## [WRITTEN INSTRUCTION]
Copy out each line of the data that holds the word "的质量比为".

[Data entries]
====
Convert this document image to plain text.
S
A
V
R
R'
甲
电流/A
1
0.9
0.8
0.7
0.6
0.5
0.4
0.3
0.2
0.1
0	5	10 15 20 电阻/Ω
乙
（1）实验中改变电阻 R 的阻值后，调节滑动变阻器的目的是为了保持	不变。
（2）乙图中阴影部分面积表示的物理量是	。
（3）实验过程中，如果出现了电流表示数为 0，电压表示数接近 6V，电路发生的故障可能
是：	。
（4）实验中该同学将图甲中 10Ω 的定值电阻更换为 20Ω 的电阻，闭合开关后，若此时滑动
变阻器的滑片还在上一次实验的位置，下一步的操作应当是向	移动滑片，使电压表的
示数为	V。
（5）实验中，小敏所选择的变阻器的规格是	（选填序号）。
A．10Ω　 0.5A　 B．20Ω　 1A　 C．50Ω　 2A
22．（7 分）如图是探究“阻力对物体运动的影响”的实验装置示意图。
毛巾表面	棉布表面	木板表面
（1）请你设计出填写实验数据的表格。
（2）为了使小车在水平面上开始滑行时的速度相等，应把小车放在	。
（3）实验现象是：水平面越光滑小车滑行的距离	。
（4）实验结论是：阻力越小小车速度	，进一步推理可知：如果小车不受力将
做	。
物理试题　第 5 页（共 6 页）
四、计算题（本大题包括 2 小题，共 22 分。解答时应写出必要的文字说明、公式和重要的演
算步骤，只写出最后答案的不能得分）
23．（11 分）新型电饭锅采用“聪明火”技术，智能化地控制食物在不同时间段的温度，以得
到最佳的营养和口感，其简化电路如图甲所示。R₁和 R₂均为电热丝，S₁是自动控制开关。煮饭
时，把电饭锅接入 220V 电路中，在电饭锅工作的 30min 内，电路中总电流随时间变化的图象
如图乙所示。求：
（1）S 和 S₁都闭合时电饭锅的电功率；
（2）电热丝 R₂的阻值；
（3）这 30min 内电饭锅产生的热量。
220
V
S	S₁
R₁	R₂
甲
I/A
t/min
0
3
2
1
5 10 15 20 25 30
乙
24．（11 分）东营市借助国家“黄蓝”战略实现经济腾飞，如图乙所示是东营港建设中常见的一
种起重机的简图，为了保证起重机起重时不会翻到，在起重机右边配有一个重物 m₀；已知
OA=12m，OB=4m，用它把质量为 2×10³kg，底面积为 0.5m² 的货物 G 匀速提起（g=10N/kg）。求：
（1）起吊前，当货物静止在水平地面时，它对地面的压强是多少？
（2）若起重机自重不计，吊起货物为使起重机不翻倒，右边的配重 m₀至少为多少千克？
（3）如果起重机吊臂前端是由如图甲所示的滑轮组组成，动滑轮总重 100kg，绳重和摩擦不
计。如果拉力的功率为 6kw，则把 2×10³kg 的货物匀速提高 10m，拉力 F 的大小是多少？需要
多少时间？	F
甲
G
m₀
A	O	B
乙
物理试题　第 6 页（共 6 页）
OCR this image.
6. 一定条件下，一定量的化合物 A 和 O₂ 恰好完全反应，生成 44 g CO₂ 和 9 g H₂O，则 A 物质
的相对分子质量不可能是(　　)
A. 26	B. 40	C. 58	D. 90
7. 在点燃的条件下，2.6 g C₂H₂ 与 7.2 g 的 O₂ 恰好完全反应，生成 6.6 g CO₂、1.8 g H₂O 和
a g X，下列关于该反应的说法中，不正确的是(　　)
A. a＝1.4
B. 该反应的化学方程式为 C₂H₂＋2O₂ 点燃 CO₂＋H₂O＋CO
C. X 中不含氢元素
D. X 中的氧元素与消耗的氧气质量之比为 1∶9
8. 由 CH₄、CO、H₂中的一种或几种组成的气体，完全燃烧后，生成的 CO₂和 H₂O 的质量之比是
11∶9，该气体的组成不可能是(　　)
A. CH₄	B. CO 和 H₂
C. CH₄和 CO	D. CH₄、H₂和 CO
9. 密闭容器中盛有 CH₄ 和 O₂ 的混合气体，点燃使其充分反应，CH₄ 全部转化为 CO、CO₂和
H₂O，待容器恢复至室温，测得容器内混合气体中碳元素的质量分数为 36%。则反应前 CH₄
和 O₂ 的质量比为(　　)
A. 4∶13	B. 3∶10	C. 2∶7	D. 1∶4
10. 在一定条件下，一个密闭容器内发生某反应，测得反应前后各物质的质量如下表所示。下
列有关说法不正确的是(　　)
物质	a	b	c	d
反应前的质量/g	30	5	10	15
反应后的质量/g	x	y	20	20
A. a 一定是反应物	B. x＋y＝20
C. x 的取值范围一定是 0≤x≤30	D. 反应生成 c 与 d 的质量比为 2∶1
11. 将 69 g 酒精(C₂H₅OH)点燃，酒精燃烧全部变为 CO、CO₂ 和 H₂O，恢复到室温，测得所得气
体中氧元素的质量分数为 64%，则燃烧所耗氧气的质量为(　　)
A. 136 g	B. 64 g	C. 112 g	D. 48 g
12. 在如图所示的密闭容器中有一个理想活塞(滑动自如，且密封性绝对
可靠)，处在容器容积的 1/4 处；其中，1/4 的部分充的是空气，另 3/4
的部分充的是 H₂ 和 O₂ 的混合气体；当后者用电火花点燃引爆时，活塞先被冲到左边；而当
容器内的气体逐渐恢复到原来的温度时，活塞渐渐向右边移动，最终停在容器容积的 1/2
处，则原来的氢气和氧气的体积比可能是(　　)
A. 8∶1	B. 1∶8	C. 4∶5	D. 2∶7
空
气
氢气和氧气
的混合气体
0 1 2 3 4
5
====
## [EXERCISE RESPONSE]
和 O₂ 的质量比为(　　)
C. x 的取值范围一定是 0≤x≤30	D. 反应生成 c 与 d 的质量比为 2∶1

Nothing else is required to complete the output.